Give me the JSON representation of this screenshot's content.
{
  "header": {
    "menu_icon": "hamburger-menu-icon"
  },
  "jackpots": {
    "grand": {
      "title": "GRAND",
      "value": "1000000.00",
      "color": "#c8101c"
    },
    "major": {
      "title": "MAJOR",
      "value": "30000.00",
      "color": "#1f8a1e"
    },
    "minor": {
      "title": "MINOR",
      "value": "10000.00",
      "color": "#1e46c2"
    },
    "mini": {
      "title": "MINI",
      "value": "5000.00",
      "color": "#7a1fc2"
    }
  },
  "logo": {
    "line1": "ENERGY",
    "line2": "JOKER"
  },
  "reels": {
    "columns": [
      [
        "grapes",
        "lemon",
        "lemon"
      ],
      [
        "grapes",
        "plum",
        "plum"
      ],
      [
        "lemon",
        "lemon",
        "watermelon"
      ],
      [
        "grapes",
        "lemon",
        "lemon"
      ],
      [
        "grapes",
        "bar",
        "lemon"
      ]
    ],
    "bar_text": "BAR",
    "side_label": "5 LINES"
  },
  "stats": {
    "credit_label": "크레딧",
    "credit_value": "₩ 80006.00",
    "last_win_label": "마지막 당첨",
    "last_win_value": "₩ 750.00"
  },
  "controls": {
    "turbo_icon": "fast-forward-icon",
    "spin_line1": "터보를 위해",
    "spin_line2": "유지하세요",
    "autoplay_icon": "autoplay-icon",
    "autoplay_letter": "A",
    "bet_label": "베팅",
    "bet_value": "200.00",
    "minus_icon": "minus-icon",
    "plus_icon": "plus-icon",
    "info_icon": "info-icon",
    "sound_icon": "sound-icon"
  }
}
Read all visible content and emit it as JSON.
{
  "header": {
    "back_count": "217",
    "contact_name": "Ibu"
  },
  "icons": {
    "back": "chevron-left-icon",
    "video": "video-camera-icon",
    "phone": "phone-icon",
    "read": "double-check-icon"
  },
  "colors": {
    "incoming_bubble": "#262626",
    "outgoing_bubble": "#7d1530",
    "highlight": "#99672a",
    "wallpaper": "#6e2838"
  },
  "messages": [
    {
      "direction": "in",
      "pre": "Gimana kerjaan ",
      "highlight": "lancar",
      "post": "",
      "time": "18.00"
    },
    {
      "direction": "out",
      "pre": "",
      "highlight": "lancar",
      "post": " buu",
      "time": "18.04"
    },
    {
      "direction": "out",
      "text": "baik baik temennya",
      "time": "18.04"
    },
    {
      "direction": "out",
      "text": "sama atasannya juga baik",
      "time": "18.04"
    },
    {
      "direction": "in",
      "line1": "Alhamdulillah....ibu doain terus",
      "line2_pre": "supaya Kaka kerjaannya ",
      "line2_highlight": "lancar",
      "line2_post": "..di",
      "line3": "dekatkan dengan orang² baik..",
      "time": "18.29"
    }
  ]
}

********

> [STATED TASK]: Reproduce every entry shown above, precisely as it stands.

> [SOLUTION FOR THIS TASK]:
Give me the JSON representation of this screenshot's content.
{
  "header": {
    "menu_icon": "hamburger-menu-icon"
  },
  "jackpots": {
    "grand": {
      "title": "GRAND",
      "value": "1000000.00",
      "color": "#c8101c"
    },
    "major": {
      "title": "MAJOR",
      "value": "30000.00",
      "color": "#1f8a1e"
    },
    "minor": {
      "title": "MINOR",
      "value": "10000.00",
      "color": "#1e46c2"
    },
    "mini": {
      "title": "MINI",
      "value": "5000.00",
      "color": "#7a1fc2"
    }
  },
  "logo": {
    "line1": "ENERGY",
    "line2": "JOKER"
  },
  "reels": {
    "columns": [
      [
        "grapes",
        "lemon",
        "lemon"
      ],
      [
        "grapes",
        "plum",
        "plum"
      ],
      [
        "lemon",
        "lemon",
        "watermelon"
      ],
      [
        "grapes",
        "lemon",
        "lemon"
      ],
      [
        "grapes",
        "bar",
        "lemon"
      ]
    ],
    "bar_text": "BAR",
    "side_label": "5 LINES"
  },
  "stats": {
    "credit_label": "크레딧",
    "credit_value": "₩ 80006.00",
    "last_win_label": "마지막 당첨",
    "last_win_value": "₩ 750.00"
  },
  "controls": {
    "turbo_icon": "fast-forward-icon",
    "spin_line1": "터보를 위해",
    "spin_line2": "유지하세요",
    "autoplay_icon": "autoplay-icon",
    "autoplay_letter": "A",
    "bet_label": "베팅",
    "bet_value": "200.00",
    "minus_icon": "minus-icon",
    "plus_icon": "plus-icon",
    "info_icon": "info-icon",
    "sound_icon": "sound-icon"
  }
}
Read all visible content and emit it as JSON.
{
  "header": {
    "back_count": "217",
    "contact_name": "Ibu"
  },
  "icons": {
    "back": "chevron-left-icon",
    "video": "video-camera-icon",
    "phone": "phone-icon",
    "read": "double-check-icon"
  },
  "colors": {
    "incoming_bubble": "#262626",
    "outgoing_bubble": "#7d1530",
    "highlight": "#99672a",
    "wallpaper": "#6e2838"
  },
  "messages": [
    {
      "direction": "in",
      "pre": "Gimana kerjaan ",
      "highlight": "lancar",
      "post": "",
      "time": "18.00"
    },
    {
      "direction": "out",
      "pre": "",
      "highlight": "lancar",
      "post": " buu",
      "time": "18.04"
    },
    {
      "direction": "out",
      "text": "baik baik temennya",
      "time": "18.04"
    },
    {
      "direction": "out",
      "text": "sama atasannya juga baik",
      "time": "18.04"
    },
    {
      "direction": "in",
      "line1": "Alhamdulillah....ibu doain terus",
      "line2_pre": "supaya Kaka kerjaannya ",
      "line2_highlight": "lancar",
      "line2_post": "..di",
      "line3": "dekatkan dengan orang² baik..",
      "time": "18.29"
    }
  ]
}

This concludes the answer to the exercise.